**STATED EXERCISE**
Return every record below exactly as written, but leave out the pictures.

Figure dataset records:

◆ ◆ ◆ ◆

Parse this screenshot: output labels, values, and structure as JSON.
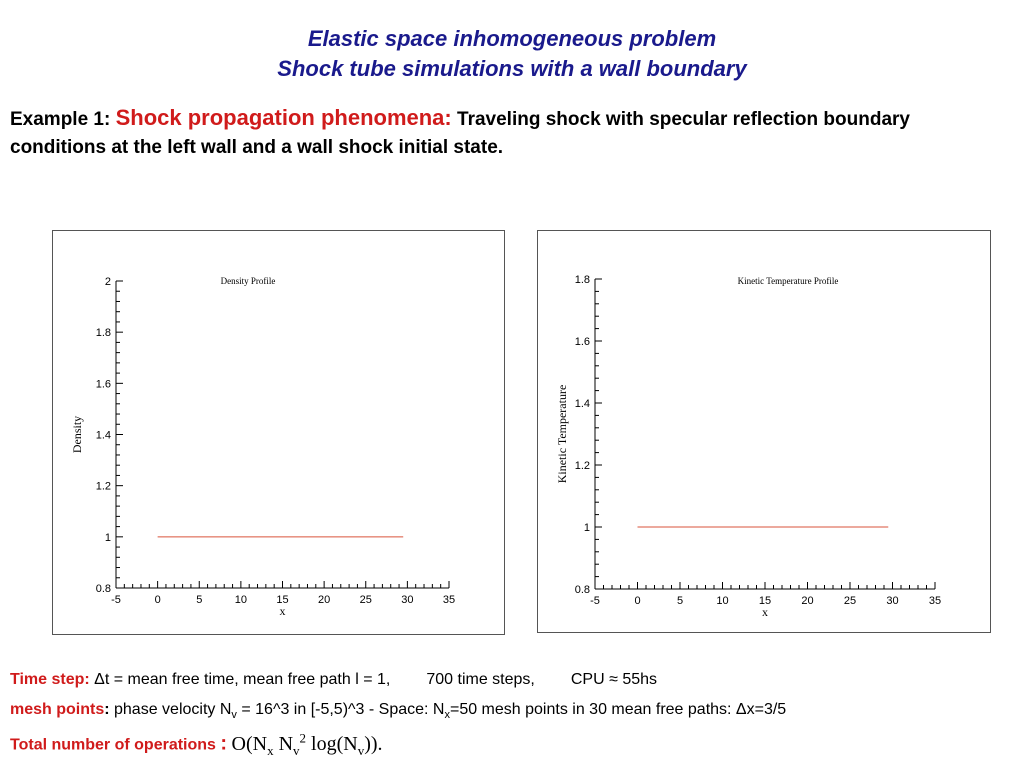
{
  "slide": {
    "title_line1": "Elastic space inhomogeneous problem",
    "title_line2": "Shock tube simulations with a wall boundary",
    "intro_prefix": "Example 1: ",
    "intro_highlight": "Shock propagation phenomena:",
    "intro_rest": "  Traveling shock with specular reflection boundary conditions at the left  wall and a wall shock initial state."
  },
  "footer": {
    "time_step_label": "Time step:",
    "time_step_text": " Δt = mean free time, mean free path l = 1,",
    "time_steps": "700 time steps,",
    "cpu": "CPU ≈ 55hs",
    "mesh_label": "mesh points",
    "mesh_colon": ":",
    "mesh_text_a": " phase velocity  N",
    "mesh_sub_v": "v",
    "mesh_text_b": " = 16^3 in [-5,5)^3  -   Space:  N",
    "mesh_sub_x": "x",
    "mesh_text_c": "=50 mesh points in 30 mean free paths: Δx=3/5",
    "ops_label": "Total number of operations",
    "ops_colon": ":",
    "ops_a": "O(N",
    "ops_sub_x": "x",
    "ops_b": " N",
    "ops_sub_v": "v",
    "ops_sup": "2",
    "ops_c": " log(N",
    "ops_sub_v2": "v",
    "ops_d": "))."
  },
  "chart_data": [
    {
      "type": "line",
      "title": "Density Profile",
      "xlabel": "x",
      "ylabel": "Density",
      "xlim": [
        -5,
        35
      ],
      "ylim": [
        0.8,
        2
      ],
      "xticks": [
        -5,
        0,
        5,
        10,
        15,
        20,
        25,
        30,
        35
      ],
      "yticks": [
        0.8,
        1,
        1.2,
        1.4,
        1.6,
        1.8,
        2
      ],
      "ytick_labels": [
        "0.8",
        "1",
        "1.2",
        "1.4",
        "1.6",
        "1.8",
        "2"
      ],
      "series": [
        {
          "color": "#d9533b",
          "x": [
            0,
            29.5
          ],
          "y": [
            1,
            1
          ]
        }
      ]
    },
    {
      "type": "line",
      "title": "Kinetic Temperature Profile",
      "xlabel": "x",
      "ylabel": "Kinetic Temperature",
      "xlim": [
        -5,
        35
      ],
      "ylim": [
        0.8,
        1.8
      ],
      "xticks": [
        -5,
        0,
        5,
        10,
        15,
        20,
        25,
        30,
        35
      ],
      "yticks": [
        0.8,
        1,
        1.2,
        1.4,
        1.6,
        1.8
      ],
      "ytick_labels": [
        "0.8",
        "1",
        "1.2",
        "1.4",
        "1.6",
        "1.8"
      ],
      "series": [
        {
          "color": "#d9533b",
          "x": [
            0,
            29.5
          ],
          "y": [
            1,
            1
          ]
        }
      ]
    }
  ]
}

◆ ◆ ◆ ◆

**FINISHED ANSWER**
Parse this screenshot: output labels, values, and structure as JSON.
{
  "slide": {
    "title_line1": "Elastic space inhomogeneous problem",
    "title_line2": "Shock tube simulations with a wall boundary",
    "intro_prefix": "Example 1: ",
    "intro_highlight": "Shock propagation phenomena:",
    "intro_rest": "  Traveling shock with specular reflection boundary conditions at the left  wall and a wall shock initial state."
  },
  "footer": {
    "time_step_label": "Time step:",
    "time_step_text": " Δt = mean free time, mean free path l = 1,",
    "time_steps": "700 time steps,",
    "cpu": "CPU ≈ 55hs",
    "mesh_label": "mesh points",
    "mesh_colon": ":",
    "mesh_text_a": " phase velocity  N",
    "mesh_sub_v": "v",
    "mesh_text_b": " = 16^3 in [-5,5)^3  -   Space:  N",
    "mesh_sub_x": "x",
    "mesh_text_c": "=50 mesh points in 30 mean free paths: Δx=3/5",
    "ops_label": "Total number of operations",
    "ops_colon": ":",
    "ops_a": "O(N",
    "ops_sub_x": "x",
    "ops_b": " N",
    "ops_sub_v": "v",
    "ops_sup": "2",
    "ops_c": " log(N",
    "ops_sub_v2": "v",
    "ops_d": "))."
  },
  "chart_data": [
    {
      "type": "line",
      "title": "Density Profile",
      "xlabel": "x",
      "ylabel": "Density",
      "xlim": [
        -5,
        35
      ],
      "ylim": [
        0.8,
        2
      ],
      "xticks": [
        -5,
        0,
        5,
        10,
        15,
        20,
        25,
        30,
        35
      ],
      "yticks": [
        0.8,
        1,
        1.2,
        1.4,
        1.6,
        1.8,
        2
      ],
      "ytick_labels": [
        "0.8",
        "1",
        "1.2",
        "1.4",
        "1.6",
        "1.8",
        "2"
      ],
      "series": [
        {
          "color": "#d9533b",
          "x": [
            0,
            29.5
          ],
          "y": [
            1,
            1
          ]
        }
      ]
    },
    {
      "type": "line",
      "title": "Kinetic Temperature Profile",
      "xlabel": "x",
      "ylabel": "Kinetic Temperature",
      "xlim": [
        -5,
        35
      ],
      "ylim": [
        0.8,
        1.8
      ],
      "xticks": [
        -5,
        0,
        5,
        10,
        15,
        20,
        25,
        30,
        35
      ],
      "yticks": [
        0.8,
        1,
        1.2,
        1.4,
        1.6,
        1.8
      ],
      "ytick_labels": [
        "0.8",
        "1",
        "1.2",
        "1.4",
        "1.6",
        "1.8"
      ],
      "series": [
        {
          "color": "#d9533b",
          "x": [
            0,
            29.5
          ],
          "y": [
            1,
            1
          ]
        }
      ]
    }
  ]
}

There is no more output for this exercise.